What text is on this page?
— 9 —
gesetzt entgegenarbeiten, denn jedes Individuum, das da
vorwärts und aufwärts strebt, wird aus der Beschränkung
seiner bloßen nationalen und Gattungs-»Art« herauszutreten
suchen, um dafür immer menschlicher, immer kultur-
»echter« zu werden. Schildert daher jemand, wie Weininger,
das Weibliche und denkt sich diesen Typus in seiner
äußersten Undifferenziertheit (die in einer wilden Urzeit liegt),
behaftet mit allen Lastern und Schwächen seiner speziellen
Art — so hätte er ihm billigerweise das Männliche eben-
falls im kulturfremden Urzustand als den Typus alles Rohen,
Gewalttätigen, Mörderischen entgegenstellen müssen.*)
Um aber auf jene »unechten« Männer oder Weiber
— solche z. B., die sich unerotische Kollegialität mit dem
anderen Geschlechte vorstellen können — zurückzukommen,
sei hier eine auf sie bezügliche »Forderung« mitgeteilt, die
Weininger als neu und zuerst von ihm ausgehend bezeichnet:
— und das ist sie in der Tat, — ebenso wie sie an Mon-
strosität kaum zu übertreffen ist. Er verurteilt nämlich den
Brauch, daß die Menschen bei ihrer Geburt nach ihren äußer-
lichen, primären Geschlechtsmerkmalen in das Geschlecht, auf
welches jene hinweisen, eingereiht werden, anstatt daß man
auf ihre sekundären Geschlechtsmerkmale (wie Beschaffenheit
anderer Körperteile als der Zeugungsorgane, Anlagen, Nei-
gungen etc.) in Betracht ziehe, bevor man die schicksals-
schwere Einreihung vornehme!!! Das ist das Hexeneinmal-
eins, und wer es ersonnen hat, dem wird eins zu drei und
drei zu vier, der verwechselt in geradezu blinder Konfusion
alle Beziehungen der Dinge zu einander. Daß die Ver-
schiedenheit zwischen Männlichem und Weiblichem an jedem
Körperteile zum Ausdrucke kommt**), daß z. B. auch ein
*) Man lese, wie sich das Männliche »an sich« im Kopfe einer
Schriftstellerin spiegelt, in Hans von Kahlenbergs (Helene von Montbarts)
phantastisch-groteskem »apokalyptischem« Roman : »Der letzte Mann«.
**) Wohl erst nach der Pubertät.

• • • •

Instructions to follow: Count every line bearing the word "sich"; report the total only.

Written reply: 3